● What is required:
How many lines of these entries hold the string "Pandemi"? Reply with the number alone.

--------

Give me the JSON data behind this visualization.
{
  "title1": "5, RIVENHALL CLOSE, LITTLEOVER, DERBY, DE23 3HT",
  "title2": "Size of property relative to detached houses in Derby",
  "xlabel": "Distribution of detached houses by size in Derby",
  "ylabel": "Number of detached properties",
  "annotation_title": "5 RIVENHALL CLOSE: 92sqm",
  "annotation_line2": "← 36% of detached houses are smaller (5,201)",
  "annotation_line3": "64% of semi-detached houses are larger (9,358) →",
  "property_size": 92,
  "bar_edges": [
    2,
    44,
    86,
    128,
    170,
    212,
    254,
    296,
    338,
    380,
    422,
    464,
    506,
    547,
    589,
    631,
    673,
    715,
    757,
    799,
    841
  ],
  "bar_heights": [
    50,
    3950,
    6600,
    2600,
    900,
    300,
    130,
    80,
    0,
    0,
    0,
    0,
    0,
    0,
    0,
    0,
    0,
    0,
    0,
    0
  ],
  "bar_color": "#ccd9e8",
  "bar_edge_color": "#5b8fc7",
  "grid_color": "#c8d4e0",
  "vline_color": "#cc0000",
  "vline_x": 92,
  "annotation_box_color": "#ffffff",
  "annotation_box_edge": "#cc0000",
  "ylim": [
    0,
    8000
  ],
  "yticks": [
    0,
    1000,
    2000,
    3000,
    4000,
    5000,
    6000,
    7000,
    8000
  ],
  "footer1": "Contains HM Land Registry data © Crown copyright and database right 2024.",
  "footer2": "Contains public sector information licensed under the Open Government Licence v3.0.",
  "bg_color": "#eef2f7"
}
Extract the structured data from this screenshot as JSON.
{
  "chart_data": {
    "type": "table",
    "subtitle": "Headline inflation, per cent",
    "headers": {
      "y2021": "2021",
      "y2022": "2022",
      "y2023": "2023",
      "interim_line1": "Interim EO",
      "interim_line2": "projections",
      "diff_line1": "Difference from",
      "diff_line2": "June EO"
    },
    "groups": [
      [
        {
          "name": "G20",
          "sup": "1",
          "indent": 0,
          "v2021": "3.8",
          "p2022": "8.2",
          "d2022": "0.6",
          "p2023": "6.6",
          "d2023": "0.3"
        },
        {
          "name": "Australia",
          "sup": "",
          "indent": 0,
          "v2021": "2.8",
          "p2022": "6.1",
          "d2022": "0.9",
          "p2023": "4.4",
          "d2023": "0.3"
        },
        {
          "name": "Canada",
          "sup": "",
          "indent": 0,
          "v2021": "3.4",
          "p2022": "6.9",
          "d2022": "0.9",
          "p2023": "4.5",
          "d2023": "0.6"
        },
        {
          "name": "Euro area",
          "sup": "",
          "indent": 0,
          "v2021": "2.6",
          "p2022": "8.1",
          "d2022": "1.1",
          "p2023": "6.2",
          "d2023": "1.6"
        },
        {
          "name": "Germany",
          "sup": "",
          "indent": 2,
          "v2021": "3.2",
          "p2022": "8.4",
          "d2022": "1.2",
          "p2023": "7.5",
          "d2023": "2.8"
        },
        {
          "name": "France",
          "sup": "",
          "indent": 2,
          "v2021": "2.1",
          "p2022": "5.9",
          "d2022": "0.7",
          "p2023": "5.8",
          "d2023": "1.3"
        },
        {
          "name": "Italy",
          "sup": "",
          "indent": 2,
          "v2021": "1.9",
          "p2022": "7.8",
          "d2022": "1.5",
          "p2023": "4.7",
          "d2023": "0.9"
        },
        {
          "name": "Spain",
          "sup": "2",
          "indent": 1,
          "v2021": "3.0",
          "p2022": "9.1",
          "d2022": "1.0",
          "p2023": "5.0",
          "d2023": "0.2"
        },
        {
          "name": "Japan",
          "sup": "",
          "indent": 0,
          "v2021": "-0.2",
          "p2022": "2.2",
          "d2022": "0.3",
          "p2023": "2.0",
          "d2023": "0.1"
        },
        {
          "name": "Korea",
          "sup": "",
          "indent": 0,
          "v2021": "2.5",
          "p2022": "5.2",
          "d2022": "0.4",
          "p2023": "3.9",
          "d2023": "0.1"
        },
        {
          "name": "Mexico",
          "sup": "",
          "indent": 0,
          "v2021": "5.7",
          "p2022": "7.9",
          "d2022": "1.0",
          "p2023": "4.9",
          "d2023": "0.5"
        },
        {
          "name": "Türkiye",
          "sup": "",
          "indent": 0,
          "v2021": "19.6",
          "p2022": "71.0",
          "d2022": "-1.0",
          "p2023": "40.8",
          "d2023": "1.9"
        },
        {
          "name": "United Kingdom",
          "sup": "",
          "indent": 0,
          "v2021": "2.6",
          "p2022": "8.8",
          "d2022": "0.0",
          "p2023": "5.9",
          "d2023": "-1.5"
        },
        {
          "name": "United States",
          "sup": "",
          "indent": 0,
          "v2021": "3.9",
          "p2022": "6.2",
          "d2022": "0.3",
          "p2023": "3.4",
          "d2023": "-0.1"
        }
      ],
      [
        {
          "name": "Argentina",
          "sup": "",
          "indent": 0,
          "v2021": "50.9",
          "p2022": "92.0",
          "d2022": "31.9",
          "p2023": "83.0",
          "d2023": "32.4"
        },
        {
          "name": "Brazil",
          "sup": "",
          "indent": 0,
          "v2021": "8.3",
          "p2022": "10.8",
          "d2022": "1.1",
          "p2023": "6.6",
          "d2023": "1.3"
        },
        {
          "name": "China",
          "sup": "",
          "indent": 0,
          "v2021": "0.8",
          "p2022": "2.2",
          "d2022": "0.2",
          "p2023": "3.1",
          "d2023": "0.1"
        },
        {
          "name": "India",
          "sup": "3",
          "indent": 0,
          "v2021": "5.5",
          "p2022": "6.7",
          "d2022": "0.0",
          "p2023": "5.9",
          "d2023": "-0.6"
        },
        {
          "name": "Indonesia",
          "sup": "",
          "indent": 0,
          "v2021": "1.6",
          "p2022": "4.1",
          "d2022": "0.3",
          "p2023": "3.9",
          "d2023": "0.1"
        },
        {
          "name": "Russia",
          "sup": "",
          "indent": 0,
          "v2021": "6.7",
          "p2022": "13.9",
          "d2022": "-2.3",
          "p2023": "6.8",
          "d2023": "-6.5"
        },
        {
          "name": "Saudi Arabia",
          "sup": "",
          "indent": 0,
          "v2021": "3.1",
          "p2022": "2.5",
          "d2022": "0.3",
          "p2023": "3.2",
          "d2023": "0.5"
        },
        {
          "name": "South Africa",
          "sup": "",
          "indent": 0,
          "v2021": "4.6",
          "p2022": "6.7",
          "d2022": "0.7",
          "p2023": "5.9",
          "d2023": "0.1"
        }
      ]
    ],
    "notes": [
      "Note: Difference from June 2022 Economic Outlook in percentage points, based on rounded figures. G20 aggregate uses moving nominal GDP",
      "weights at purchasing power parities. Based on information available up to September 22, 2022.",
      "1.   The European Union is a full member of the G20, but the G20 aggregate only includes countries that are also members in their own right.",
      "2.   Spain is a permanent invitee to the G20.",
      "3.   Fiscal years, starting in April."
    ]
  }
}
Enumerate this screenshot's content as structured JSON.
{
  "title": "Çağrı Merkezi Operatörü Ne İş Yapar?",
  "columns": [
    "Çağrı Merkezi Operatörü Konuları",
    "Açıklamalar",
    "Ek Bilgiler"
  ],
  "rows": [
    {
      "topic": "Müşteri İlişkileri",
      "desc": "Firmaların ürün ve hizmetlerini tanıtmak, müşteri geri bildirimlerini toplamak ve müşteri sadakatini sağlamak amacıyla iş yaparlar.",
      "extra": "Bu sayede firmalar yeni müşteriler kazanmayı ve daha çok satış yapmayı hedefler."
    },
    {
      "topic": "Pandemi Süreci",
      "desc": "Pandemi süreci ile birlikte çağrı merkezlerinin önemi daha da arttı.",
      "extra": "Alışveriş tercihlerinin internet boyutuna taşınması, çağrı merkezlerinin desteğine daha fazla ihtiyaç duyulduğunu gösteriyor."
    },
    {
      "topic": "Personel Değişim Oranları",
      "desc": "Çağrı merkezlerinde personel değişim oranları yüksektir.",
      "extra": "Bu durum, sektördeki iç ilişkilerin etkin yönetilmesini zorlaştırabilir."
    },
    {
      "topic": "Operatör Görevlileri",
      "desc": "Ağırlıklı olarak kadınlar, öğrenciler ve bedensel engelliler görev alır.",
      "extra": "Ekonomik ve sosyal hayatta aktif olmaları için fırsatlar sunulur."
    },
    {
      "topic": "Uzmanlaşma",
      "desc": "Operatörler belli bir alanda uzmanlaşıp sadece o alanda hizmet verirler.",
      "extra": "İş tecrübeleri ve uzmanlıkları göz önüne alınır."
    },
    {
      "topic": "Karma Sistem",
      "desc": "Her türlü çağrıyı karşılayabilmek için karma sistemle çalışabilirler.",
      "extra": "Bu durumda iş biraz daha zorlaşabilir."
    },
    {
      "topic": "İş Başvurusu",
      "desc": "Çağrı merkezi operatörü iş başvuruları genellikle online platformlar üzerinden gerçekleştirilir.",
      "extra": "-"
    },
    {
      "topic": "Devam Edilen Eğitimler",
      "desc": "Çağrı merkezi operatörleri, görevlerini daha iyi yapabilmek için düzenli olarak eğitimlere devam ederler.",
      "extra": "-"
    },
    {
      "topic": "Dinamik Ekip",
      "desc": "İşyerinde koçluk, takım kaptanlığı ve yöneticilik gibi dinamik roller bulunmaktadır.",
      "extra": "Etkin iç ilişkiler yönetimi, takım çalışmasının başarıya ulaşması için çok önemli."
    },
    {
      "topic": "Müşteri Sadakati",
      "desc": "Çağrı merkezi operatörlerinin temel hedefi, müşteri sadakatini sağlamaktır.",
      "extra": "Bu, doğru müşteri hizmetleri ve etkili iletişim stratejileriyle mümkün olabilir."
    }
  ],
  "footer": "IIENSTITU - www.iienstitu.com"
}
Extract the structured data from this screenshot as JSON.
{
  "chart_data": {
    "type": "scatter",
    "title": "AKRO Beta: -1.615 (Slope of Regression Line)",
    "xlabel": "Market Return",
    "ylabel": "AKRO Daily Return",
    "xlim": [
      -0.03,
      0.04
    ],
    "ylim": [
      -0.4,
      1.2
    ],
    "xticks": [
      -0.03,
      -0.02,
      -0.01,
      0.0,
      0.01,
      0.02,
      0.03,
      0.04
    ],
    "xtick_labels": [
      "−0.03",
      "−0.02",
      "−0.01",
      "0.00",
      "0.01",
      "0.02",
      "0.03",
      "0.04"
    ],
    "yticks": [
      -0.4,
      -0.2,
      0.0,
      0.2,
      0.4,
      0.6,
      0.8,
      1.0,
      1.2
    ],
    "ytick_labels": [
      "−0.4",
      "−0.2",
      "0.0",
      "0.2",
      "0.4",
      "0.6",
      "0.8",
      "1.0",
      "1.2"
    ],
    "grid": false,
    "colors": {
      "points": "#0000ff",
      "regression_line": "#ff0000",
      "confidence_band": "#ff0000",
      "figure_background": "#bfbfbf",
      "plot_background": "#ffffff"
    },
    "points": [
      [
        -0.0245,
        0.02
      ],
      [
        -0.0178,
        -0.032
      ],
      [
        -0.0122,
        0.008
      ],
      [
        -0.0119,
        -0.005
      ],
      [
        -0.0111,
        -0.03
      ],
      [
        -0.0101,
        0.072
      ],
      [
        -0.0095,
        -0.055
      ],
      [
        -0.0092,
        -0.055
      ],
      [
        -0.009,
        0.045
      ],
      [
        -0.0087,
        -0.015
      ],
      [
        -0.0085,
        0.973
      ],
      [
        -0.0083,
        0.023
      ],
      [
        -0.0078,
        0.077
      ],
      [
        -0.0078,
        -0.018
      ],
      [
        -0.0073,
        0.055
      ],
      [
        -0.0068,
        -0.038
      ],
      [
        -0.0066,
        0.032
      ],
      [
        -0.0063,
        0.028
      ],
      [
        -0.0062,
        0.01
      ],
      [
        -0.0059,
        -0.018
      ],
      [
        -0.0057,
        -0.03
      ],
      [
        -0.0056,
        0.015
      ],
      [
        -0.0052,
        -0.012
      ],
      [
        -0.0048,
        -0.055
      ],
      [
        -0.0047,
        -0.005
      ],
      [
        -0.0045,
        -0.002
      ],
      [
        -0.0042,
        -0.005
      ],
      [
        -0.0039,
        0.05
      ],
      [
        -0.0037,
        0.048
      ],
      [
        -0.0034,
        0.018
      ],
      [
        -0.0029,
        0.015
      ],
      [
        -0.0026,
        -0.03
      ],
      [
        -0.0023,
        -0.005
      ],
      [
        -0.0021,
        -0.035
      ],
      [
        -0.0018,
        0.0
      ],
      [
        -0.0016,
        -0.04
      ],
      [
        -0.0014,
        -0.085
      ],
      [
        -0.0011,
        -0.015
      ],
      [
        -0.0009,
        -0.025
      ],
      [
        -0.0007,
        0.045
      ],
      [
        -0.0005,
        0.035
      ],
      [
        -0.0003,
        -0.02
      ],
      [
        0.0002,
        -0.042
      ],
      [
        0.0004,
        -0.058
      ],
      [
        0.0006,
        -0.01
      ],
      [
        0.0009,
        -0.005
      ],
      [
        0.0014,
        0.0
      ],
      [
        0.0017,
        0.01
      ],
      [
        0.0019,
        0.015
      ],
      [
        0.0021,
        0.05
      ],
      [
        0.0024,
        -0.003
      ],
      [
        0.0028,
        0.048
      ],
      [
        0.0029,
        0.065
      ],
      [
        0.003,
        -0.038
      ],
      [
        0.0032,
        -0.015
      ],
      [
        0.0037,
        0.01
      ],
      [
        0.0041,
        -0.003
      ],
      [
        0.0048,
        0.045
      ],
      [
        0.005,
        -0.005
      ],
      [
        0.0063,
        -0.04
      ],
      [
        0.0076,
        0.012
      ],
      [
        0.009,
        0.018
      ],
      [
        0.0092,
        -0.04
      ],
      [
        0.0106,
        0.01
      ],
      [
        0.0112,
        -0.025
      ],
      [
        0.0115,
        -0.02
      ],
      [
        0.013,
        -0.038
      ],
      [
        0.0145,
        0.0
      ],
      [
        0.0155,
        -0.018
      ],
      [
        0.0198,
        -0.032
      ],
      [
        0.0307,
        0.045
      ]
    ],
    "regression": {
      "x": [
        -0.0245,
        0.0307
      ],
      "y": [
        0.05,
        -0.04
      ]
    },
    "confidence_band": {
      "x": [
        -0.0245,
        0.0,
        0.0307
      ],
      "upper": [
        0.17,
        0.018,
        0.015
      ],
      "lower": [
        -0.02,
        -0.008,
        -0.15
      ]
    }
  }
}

--------

● Answer in full:
2